• Your goal: Set down each entry from the block beneath, exactly as written.

□ □ □

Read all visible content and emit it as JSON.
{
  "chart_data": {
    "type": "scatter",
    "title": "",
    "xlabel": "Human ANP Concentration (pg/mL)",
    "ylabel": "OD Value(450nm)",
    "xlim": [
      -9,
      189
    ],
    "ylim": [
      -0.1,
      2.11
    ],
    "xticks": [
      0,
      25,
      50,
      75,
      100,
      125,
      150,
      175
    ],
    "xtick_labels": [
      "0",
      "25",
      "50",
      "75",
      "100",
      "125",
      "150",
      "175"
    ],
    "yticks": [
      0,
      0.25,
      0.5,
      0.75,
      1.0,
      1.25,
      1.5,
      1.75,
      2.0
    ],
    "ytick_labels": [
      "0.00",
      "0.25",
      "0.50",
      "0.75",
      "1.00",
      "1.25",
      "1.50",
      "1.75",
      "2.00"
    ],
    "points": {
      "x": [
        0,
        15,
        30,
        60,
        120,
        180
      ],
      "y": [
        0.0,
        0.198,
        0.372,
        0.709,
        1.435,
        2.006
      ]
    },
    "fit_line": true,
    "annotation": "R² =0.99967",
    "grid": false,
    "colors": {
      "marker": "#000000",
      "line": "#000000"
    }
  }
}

□ □ □

• Exercise answer:
Read all visible content and emit it as JSON.
{
  "chart_data": {
    "type": "scatter",
    "title": "",
    "xlabel": "Human ANP Concentration (pg/mL)",
    "ylabel": "OD Value(450nm)",
    "xlim": [
      -9,
      189
    ],
    "ylim": [
      -0.1,
      2.11
    ],
    "xticks": [
      0,
      25,
      50,
      75,
      100,
      125,
      150,
      175
    ],
    "xtick_labels": [
      "0",
      "25",
      "50",
      "75",
      "100",
      "125",
      "150",
      "175"
    ],
    "yticks": [
      0,
      0.25,
      0.5,
      0.75,
      1.0,
      1.25,
      1.5,
      1.75,
      2.0
    ],
    "ytick_labels": [
      "0.00",
      "0.25",
      "0.50",
      "0.75",
      "1.00",
      "1.25",
      "1.50",
      "1.75",
      "2.00"
    ],
    "points": {
      "x": [
        0,
        15,
        30,
        60,
        120,
        180
      ],
      "y": [
        0.0,
        0.198,
        0.372,
        0.709,
        1.435,
        2.006
      ]
    },
    "fit_line": true,
    "annotation": "R² =0.99967",
    "grid": false,
    "colors": {
      "marker": "#000000",
      "line": "#000000"
    }
  }
}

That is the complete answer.